Extracted data entries –
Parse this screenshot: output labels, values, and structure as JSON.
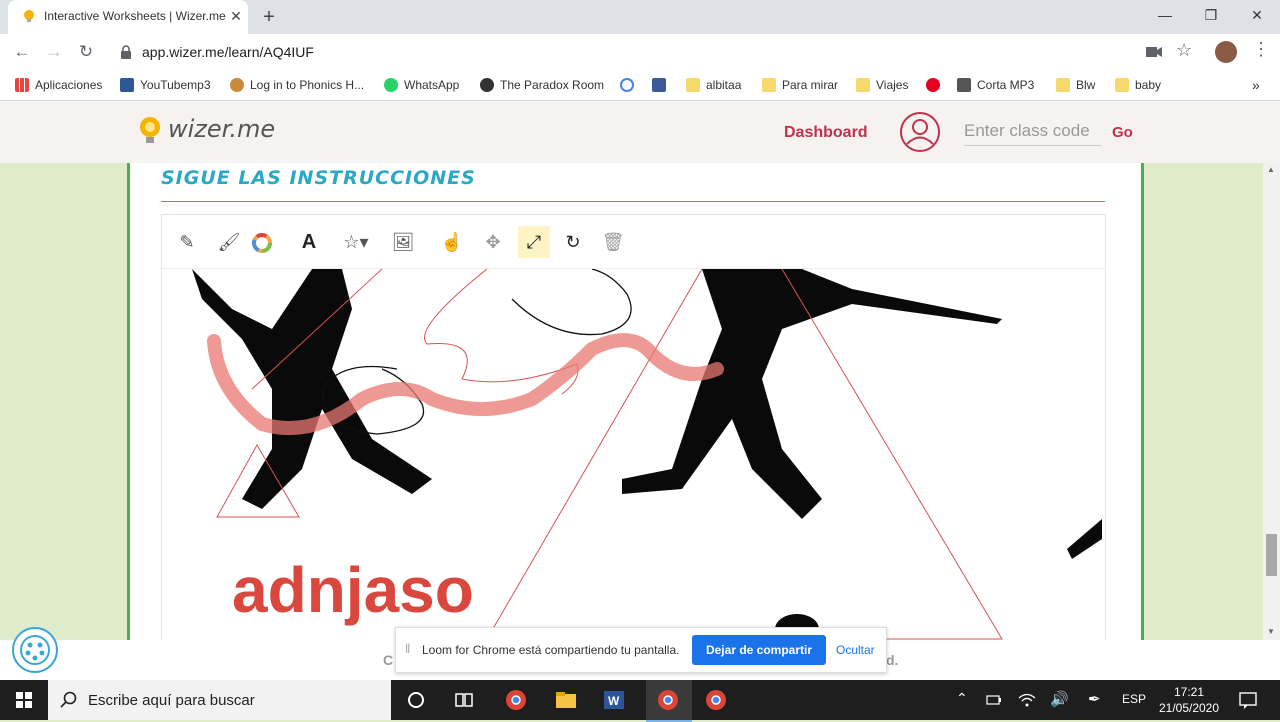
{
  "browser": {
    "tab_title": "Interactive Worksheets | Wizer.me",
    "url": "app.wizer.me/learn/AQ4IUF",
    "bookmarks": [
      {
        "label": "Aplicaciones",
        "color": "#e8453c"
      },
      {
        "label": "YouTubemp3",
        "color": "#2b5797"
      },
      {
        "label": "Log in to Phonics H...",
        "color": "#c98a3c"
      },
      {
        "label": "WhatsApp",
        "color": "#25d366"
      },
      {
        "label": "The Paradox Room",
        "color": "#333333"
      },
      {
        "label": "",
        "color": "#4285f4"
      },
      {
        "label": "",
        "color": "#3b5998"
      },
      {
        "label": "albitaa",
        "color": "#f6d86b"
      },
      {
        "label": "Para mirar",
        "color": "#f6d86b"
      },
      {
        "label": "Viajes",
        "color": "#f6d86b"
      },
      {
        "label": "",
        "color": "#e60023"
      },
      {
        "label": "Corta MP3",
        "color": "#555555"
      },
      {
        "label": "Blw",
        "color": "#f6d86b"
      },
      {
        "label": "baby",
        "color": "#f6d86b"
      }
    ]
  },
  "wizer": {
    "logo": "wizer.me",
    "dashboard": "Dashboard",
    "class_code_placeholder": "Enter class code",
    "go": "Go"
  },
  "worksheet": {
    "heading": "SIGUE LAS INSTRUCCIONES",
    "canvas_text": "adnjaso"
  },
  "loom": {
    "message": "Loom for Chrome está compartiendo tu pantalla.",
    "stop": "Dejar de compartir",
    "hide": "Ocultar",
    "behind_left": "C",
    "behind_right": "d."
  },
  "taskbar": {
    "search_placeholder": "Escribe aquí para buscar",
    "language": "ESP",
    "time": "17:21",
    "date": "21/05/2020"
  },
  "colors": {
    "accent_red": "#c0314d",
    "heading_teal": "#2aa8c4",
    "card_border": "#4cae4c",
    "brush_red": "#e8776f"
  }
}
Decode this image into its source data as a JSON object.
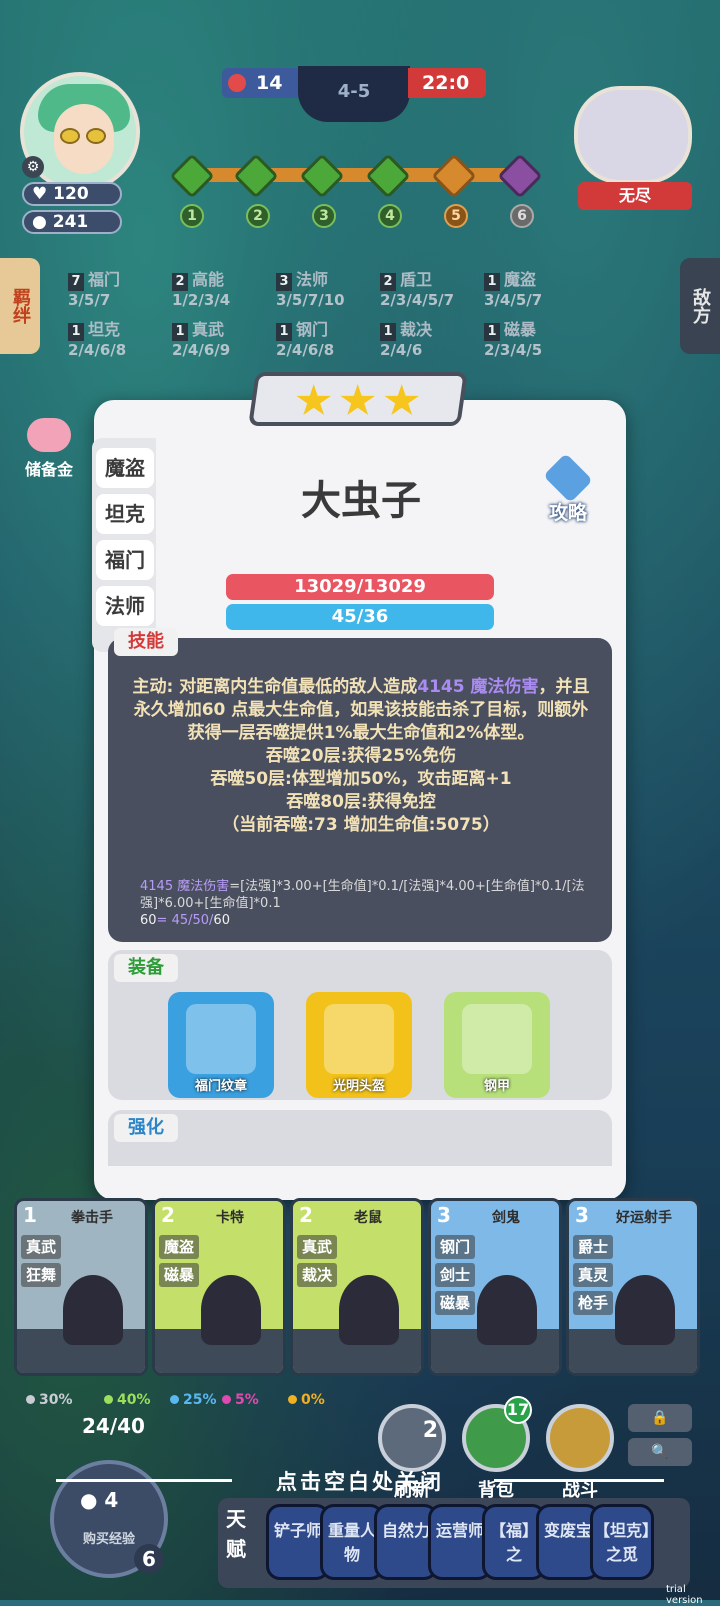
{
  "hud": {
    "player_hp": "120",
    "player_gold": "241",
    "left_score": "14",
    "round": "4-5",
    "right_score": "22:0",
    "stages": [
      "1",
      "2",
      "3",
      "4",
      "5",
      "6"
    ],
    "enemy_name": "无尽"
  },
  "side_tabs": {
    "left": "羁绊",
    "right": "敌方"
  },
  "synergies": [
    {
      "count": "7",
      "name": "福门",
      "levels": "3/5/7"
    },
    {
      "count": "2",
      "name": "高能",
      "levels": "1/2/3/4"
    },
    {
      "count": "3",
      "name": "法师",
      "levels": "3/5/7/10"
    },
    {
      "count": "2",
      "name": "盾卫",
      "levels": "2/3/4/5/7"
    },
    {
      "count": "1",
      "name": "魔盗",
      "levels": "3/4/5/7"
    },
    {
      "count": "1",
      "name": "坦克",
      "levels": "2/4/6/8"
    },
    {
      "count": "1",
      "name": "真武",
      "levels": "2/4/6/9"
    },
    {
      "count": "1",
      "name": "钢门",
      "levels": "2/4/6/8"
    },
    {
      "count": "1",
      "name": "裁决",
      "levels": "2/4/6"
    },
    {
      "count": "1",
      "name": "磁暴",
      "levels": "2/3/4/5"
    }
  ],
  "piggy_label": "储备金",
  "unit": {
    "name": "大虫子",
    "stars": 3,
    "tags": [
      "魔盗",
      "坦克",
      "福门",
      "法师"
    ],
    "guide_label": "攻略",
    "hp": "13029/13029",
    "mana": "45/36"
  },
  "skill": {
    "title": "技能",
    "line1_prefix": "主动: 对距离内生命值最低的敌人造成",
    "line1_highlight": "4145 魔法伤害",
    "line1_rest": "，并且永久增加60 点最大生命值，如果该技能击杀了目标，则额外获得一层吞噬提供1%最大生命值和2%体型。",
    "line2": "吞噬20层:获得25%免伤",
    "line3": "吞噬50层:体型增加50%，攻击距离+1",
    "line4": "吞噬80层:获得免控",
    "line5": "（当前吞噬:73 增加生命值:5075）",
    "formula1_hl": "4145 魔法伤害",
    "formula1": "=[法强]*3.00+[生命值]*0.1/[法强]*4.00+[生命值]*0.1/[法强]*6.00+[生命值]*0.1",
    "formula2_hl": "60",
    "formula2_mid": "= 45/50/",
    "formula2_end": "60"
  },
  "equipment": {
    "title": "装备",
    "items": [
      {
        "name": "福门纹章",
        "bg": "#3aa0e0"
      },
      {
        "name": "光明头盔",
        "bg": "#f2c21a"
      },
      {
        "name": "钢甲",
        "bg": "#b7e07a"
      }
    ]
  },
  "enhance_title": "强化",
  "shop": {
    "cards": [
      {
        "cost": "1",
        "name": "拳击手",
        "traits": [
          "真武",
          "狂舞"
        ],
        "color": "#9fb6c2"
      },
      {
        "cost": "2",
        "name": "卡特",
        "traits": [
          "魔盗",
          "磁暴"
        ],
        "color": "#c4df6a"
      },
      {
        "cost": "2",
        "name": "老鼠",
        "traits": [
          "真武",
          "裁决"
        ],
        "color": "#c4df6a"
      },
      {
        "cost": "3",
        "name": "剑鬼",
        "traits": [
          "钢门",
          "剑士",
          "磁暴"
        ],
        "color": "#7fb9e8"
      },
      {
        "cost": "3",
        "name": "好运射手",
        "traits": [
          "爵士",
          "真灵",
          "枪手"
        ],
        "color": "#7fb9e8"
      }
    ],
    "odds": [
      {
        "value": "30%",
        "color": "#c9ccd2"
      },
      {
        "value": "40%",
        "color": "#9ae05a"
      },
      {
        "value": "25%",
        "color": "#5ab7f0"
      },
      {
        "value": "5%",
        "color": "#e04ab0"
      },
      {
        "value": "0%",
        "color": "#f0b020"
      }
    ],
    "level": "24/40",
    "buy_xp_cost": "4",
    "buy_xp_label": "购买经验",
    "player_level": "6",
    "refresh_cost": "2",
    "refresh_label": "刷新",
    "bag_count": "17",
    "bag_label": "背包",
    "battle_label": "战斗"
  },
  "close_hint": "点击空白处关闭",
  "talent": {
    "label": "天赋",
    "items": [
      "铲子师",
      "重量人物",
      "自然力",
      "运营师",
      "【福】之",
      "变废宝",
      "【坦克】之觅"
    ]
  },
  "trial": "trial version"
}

WHAT THE EXERCISE ASKS – Skip the images and write out the rest of the listing exactly.

COMPLETED TASK –
Parse this screenshot: output labels, values, and structure as JSON.
{
  "browser": {
    "tab_title": "Interactive Worksheets | Wizer.me",
    "url": "app.wizer.me/learn/AQ4IUF",
    "bookmarks": [
      {
        "label": "Aplicaciones",
        "color": "#e8453c"
      },
      {
        "label": "YouTubemp3",
        "color": "#2b5797"
      },
      {
        "label": "Log in to Phonics H...",
        "color": "#c98a3c"
      },
      {
        "label": "WhatsApp",
        "color": "#25d366"
      },
      {
        "label": "The Paradox Room",
        "color": "#333333"
      },
      {
        "label": "",
        "color": "#4285f4"
      },
      {
        "label": "",
        "color": "#3b5998"
      },
      {
        "label": "albitaa",
        "color": "#f6d86b"
      },
      {
        "label": "Para mirar",
        "color": "#f6d86b"
      },
      {
        "label": "Viajes",
        "color": "#f6d86b"
      },
      {
        "label": "",
        "color": "#e60023"
      },
      {
        "label": "Corta MP3",
        "color": "#555555"
      },
      {
        "label": "Blw",
        "color": "#f6d86b"
      },
      {
        "label": "baby",
        "color": "#f6d86b"
      }
    ]
  },
  "wizer": {
    "logo": "wizer.me",
    "dashboard": "Dashboard",
    "class_code_placeholder": "Enter class code",
    "go": "Go"
  },
  "worksheet": {
    "heading": "SIGUE LAS INSTRUCCIONES",
    "canvas_text": "adnjaso"
  },
  "loom": {
    "message": "Loom for Chrome está compartiendo tu pantalla.",
    "stop": "Dejar de compartir",
    "hide": "Ocultar",
    "behind_left": "C",
    "behind_right": "d."
  },
  "taskbar": {
    "search_placeholder": "Escribe aquí para buscar",
    "language": "ESP",
    "time": "17:21",
    "date": "21/05/2020"
  },
  "colors": {
    "accent_red": "#c0314d",
    "heading_teal": "#2aa8c4",
    "card_border": "#4cae4c",
    "brush_red": "#e8776f"
  }
}
Decode this image into its source data as a JSON object.
{
  "hud": {
    "player_hp": "120",
    "player_gold": "241",
    "left_score": "14",
    "round": "4-5",
    "right_score": "22:0",
    "stages": [
      "1",
      "2",
      "3",
      "4",
      "5",
      "6"
    ],
    "enemy_name": "无尽"
  },
  "side_tabs": {
    "left": "羁绊",
    "right": "敌方"
  },
  "synergies": [
    {
      "count": "7",
      "name": "福门",
      "levels": "3/5/7"
    },
    {
      "count": "2",
      "name": "高能",
      "levels": "1/2/3/4"
    },
    {
      "count": "3",
      "name": "法师",
      "levels": "3/5/7/10"
    },
    {
      "count": "2",
      "name": "盾卫",
      "levels": "2/3/4/5/7"
    },
    {
      "count": "1",
      "name": "魔盗",
      "levels": "3/4/5/7"
    },
    {
      "count": "1",
      "name": "坦克",
      "levels": "2/4/6/8"
    },
    {
      "count": "1",
      "name": "真武",
      "levels": "2/4/6/9"
    },
    {
      "count": "1",
      "name": "钢门",
      "levels": "2/4/6/8"
    },
    {
      "count": "1",
      "name": "裁决",
      "levels": "2/4/6"
    },
    {
      "count": "1",
      "name": "磁暴",
      "levels": "2/3/4/5"
    }
  ],
  "piggy_label": "储备金",
  "unit": {
    "name": "大虫子",
    "stars": 3,
    "tags": [
      "魔盗",
      "坦克",
      "福门",
      "法师"
    ],
    "guide_label": "攻略",
    "hp": "13029/13029",
    "mana": "45/36"
  },
  "skill": {
    "title": "技能",
    "line1_prefix": "主动: 对距离内生命值最低的敌人造成",
    "line1_highlight": "4145 魔法伤害",
    "line1_rest": "，并且永久增加60 点最大生命值，如果该技能击杀了目标，则额外获得一层吞噬提供1%最大生命值和2%体型。",
    "line2": "吞噬20层:获得25%免伤",
    "line3": "吞噬50层:体型增加50%，攻击距离+1",
    "line4": "吞噬80层:获得免控",
    "line5": "（当前吞噬:73 增加生命值:5075）",
    "formula1_hl": "4145 魔法伤害",
    "formula1": "=[法强]*3.00+[生命值]*0.1/[法强]*4.00+[生命值]*0.1/[法强]*6.00+[生命值]*0.1",
    "formula2_hl": "60",
    "formula2_mid": "= 45/50/",
    "formula2_end": "60"
  },
  "equipment": {
    "title": "装备",
    "items": [
      {
        "name": "福门纹章",
        "bg": "#3aa0e0"
      },
      {
        "name": "光明头盔",
        "bg": "#f2c21a"
      },
      {
        "name": "钢甲",
        "bg": "#b7e07a"
      }
    ]
  },
  "enhance_title": "强化",
  "shop": {
    "cards": [
      {
        "cost": "1",
        "name": "拳击手",
        "traits": [
          "真武",
          "狂舞"
        ],
        "color": "#9fb6c2"
      },
      {
        "cost": "2",
        "name": "卡特",
        "traits": [
          "魔盗",
          "磁暴"
        ],
        "color": "#c4df6a"
      },
      {
        "cost": "2",
        "name": "老鼠",
        "traits": [
          "真武",
          "裁决"
        ],
        "color": "#c4df6a"
      },
      {
        "cost": "3",
        "name": "剑鬼",
        "traits": [
          "钢门",
          "剑士",
          "磁暴"
        ],
        "color": "#7fb9e8"
      },
      {
        "cost": "3",
        "name": "好运射手",
        "traits": [
          "爵士",
          "真灵",
          "枪手"
        ],
        "color": "#7fb9e8"
      }
    ],
    "odds": [
      {
        "value": "30%",
        "color": "#c9ccd2"
      },
      {
        "value": "40%",
        "color": "#9ae05a"
      },
      {
        "value": "25%",
        "color": "#5ab7f0"
      },
      {
        "value": "5%",
        "color": "#e04ab0"
      },
      {
        "value": "0%",
        "color": "#f0b020"
      }
    ],
    "level": "24/40",
    "buy_xp_cost": "4",
    "buy_xp_label": "购买经验",
    "player_level": "6",
    "refresh_cost": "2",
    "refresh_label": "刷新",
    "bag_count": "17",
    "bag_label": "背包",
    "battle_label": "战斗"
  },
  "close_hint": "点击空白处关闭",
  "talent": {
    "label": "天赋",
    "items": [
      "铲子师",
      "重量人物",
      "自然力",
      "运营师",
      "【福】之",
      "变废宝",
      "【坦克】之觅"
    ]
  },
  "trial": "trial version"
}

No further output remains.